### Records from a dataset:
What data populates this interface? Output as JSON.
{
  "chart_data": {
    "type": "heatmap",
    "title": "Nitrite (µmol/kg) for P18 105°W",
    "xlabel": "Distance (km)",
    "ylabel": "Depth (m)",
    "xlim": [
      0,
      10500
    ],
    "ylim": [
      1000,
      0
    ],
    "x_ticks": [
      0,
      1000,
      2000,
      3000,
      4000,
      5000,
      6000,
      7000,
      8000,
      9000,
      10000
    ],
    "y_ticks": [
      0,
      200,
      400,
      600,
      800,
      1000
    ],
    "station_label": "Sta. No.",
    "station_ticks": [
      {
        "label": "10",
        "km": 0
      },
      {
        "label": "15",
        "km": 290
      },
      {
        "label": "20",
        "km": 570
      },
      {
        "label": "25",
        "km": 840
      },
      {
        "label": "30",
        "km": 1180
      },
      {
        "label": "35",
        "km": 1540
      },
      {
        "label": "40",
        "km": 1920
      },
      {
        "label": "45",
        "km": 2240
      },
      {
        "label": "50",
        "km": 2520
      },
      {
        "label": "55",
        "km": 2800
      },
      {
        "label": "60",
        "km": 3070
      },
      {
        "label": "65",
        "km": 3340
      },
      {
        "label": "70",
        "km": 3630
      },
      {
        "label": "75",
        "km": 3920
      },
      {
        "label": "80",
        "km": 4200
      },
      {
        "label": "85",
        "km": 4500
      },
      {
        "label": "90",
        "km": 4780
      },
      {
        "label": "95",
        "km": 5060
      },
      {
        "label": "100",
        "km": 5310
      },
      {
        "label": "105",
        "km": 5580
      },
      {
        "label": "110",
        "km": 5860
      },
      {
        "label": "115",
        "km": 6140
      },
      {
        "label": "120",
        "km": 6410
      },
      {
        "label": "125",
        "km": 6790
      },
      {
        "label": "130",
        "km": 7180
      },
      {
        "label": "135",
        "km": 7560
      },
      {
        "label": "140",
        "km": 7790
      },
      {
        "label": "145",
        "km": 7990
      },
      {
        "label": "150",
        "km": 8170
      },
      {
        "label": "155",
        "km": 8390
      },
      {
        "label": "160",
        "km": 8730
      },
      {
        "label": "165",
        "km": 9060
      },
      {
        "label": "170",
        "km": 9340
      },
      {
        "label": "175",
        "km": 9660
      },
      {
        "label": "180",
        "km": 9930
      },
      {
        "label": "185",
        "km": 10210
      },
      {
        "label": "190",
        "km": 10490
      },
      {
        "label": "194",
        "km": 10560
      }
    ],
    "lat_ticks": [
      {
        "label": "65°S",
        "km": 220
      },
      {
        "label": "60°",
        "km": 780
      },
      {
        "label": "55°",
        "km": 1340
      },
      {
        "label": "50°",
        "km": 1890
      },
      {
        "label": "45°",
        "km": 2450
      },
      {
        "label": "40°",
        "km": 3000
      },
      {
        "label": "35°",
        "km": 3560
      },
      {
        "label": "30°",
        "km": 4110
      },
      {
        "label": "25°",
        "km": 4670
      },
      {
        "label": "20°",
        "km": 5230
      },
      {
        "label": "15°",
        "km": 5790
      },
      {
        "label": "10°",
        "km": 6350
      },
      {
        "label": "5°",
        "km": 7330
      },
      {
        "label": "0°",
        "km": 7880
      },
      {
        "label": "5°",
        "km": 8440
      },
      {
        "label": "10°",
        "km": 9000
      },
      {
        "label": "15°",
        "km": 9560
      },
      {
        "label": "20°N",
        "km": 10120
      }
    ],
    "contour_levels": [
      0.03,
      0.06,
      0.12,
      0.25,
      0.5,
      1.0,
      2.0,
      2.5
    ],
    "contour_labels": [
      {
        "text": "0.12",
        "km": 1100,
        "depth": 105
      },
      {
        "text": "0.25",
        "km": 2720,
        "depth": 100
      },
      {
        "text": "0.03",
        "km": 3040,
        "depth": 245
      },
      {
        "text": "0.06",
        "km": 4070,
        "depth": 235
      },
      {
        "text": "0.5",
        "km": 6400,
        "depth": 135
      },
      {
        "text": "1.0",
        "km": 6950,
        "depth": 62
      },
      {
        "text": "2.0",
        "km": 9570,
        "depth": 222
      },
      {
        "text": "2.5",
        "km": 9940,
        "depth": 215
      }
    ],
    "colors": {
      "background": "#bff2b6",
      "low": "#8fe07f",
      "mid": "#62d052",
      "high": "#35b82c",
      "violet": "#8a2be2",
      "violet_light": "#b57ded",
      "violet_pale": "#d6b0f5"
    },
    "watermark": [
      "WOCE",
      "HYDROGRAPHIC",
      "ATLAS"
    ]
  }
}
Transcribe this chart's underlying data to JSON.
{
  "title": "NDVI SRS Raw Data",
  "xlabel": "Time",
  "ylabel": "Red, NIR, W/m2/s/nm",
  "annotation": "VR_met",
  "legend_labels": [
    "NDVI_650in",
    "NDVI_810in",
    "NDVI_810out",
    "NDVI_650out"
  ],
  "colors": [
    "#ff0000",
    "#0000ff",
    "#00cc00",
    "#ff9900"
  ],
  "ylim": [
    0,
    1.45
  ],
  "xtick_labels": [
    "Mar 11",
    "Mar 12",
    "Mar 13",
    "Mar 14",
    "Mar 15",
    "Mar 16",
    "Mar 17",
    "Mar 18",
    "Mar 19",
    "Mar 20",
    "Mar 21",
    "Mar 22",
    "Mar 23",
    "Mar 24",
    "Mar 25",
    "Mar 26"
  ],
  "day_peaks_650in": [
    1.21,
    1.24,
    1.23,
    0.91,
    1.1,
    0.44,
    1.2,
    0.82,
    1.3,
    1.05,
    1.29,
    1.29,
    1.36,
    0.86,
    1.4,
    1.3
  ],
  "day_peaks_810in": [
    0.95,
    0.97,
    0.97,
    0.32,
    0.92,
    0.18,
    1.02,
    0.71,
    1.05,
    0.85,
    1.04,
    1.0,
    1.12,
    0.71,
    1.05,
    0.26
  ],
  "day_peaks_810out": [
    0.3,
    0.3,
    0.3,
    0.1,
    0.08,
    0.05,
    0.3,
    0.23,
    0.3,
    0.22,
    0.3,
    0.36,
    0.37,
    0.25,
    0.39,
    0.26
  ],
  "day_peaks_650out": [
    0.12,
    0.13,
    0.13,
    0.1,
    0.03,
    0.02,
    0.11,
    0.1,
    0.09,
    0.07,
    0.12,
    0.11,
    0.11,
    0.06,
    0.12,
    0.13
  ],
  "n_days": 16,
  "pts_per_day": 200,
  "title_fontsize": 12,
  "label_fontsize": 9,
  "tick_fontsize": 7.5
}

### WHAT IS REQUIRED:
Would you write down every record again, exactly?

### TASK OUTPUT:
What data populates this interface? Output as JSON.
{
  "chart_data": {
    "type": "heatmap",
    "title": "Nitrite (µmol/kg) for P18 105°W",
    "xlabel": "Distance (km)",
    "ylabel": "Depth (m)",
    "xlim": [
      0,
      10500
    ],
    "ylim": [
      1000,
      0
    ],
    "x_ticks": [
      0,
      1000,
      2000,
      3000,
      4000,
      5000,
      6000,
      7000,
      8000,
      9000,
      10000
    ],
    "y_ticks": [
      0,
      200,
      400,
      600,
      800,
      1000
    ],
    "station_label": "Sta. No.",
    "station_ticks": [
      {
        "label": "10",
        "km": 0
      },
      {
        "label": "15",
        "km": 290
      },
      {
        "label": "20",
        "km": 570
      },
      {
        "label": "25",
        "km": 840
      },
      {
        "label": "30",
        "km": 1180
      },
      {
        "label": "35",
        "km": 1540
      },
      {
        "label": "40",
        "km": 1920
      },
      {
        "label": "45",
        "km": 2240
      },
      {
        "label": "50",
        "km": 2520
      },
      {
        "label": "55",
        "km": 2800
      },
      {
        "label": "60",
        "km": 3070
      },
      {
        "label": "65",
        "km": 3340
      },
      {
        "label": "70",
        "km": 3630
      },
      {
        "label": "75",
        "km": 3920
      },
      {
        "label": "80",
        "km": 4200
      },
      {
        "label": "85",
        "km": 4500
      },
      {
        "label": "90",
        "km": 4780
      },
      {
        "label": "95",
        "km": 5060
      },
      {
        "label": "100",
        "km": 5310
      },
      {
        "label": "105",
        "km": 5580
      },
      {
        "label": "110",
        "km": 5860
      },
      {
        "label": "115",
        "km": 6140
      },
      {
        "label": "120",
        "km": 6410
      },
      {
        "label": "125",
        "km": 6790
      },
      {
        "label": "130",
        "km": 7180
      },
      {
        "label": "135",
        "km": 7560
      },
      {
        "label": "140",
        "km": 7790
      },
      {
        "label": "145",
        "km": 7990
      },
      {
        "label": "150",
        "km": 8170
      },
      {
        "label": "155",
        "km": 8390
      },
      {
        "label": "160",
        "km": 8730
      },
      {
        "label": "165",
        "km": 9060
      },
      {
        "label": "170",
        "km": 9340
      },
      {
        "label": "175",
        "km": 9660
      },
      {
        "label": "180",
        "km": 9930
      },
      {
        "label": "185",
        "km": 10210
      },
      {
        "label": "190",
        "km": 10490
      },
      {
        "label": "194",
        "km": 10560
      }
    ],
    "lat_ticks": [
      {
        "label": "65°S",
        "km": 220
      },
      {
        "label": "60°",
        "km": 780
      },
      {
        "label": "55°",
        "km": 1340
      },
      {
        "label": "50°",
        "km": 1890
      },
      {
        "label": "45°",
        "km": 2450
      },
      {
        "label": "40°",
        "km": 3000
      },
      {
        "label": "35°",
        "km": 3560
      },
      {
        "label": "30°",
        "km": 4110
      },
      {
        "label": "25°",
        "km": 4670
      },
      {
        "label": "20°",
        "km": 5230
      },
      {
        "label": "15°",
        "km": 5790
      },
      {
        "label": "10°",
        "km": 6350
      },
      {
        "label": "5°",
        "km": 7330
      },
      {
        "label": "0°",
        "km": 7880
      },
      {
        "label": "5°",
        "km": 8440
      },
      {
        "label": "10°",
        "km": 9000
      },
      {
        "label": "15°",
        "km": 9560
      },
      {
        "label": "20°N",
        "km": 10120
      }
    ],
    "contour_levels": [
      0.03,
      0.06,
      0.12,
      0.25,
      0.5,
      1.0,
      2.0,
      2.5
    ],
    "contour_labels": [
      {
        "text": "0.12",
        "km": 1100,
        "depth": 105
      },
      {
        "text": "0.25",
        "km": 2720,
        "depth": 100
      },
      {
        "text": "0.03",
        "km": 3040,
        "depth": 245
      },
      {
        "text": "0.06",
        "km": 4070,
        "depth": 235
      },
      {
        "text": "0.5",
        "km": 6400,
        "depth": 135
      },
      {
        "text": "1.0",
        "km": 6950,
        "depth": 62
      },
      {
        "text": "2.0",
        "km": 9570,
        "depth": 222
      },
      {
        "text": "2.5",
        "km": 9940,
        "depth": 215
      }
    ],
    "colors": {
      "background": "#bff2b6",
      "low": "#8fe07f",
      "mid": "#62d052",
      "high": "#35b82c",
      "violet": "#8a2be2",
      "violet_light": "#b57ded",
      "violet_pale": "#d6b0f5"
    },
    "watermark": [
      "WOCE",
      "HYDROGRAPHIC",
      "ATLAS"
    ]
  }
}
Transcribe this chart's underlying data to JSON.
{
  "title": "NDVI SRS Raw Data",
  "xlabel": "Time",
  "ylabel": "Red, NIR, W/m2/s/nm",
  "annotation": "VR_met",
  "legend_labels": [
    "NDVI_650in",
    "NDVI_810in",
    "NDVI_810out",
    "NDVI_650out"
  ],
  "colors": [
    "#ff0000",
    "#0000ff",
    "#00cc00",
    "#ff9900"
  ],
  "ylim": [
    0,
    1.45
  ],
  "xtick_labels": [
    "Mar 11",
    "Mar 12",
    "Mar 13",
    "Mar 14",
    "Mar 15",
    "Mar 16",
    "Mar 17",
    "Mar 18",
    "Mar 19",
    "Mar 20",
    "Mar 21",
    "Mar 22",
    "Mar 23",
    "Mar 24",
    "Mar 25",
    "Mar 26"
  ],
  "day_peaks_650in": [
    1.21,
    1.24,
    1.23,
    0.91,
    1.1,
    0.44,
    1.2,
    0.82,
    1.3,
    1.05,
    1.29,
    1.29,
    1.36,
    0.86,
    1.4,
    1.3
  ],
  "day_peaks_810in": [
    0.95,
    0.97,
    0.97,
    0.32,
    0.92,
    0.18,
    1.02,
    0.71,
    1.05,
    0.85,
    1.04,
    1.0,
    1.12,
    0.71,
    1.05,
    0.26
  ],
  "day_peaks_810out": [
    0.3,
    0.3,
    0.3,
    0.1,
    0.08,
    0.05,
    0.3,
    0.23,
    0.3,
    0.22,
    0.3,
    0.36,
    0.37,
    0.25,
    0.39,
    0.26
  ],
  "day_peaks_650out": [
    0.12,
    0.13,
    0.13,
    0.1,
    0.03,
    0.02,
    0.11,
    0.1,
    0.09,
    0.07,
    0.12,
    0.11,
    0.11,
    0.06,
    0.12,
    0.13
  ],
  "n_days": 16,
  "pts_per_day": 200,
  "title_fontsize": 12,
  "label_fontsize": 9,
  "tick_fontsize": 7.5
}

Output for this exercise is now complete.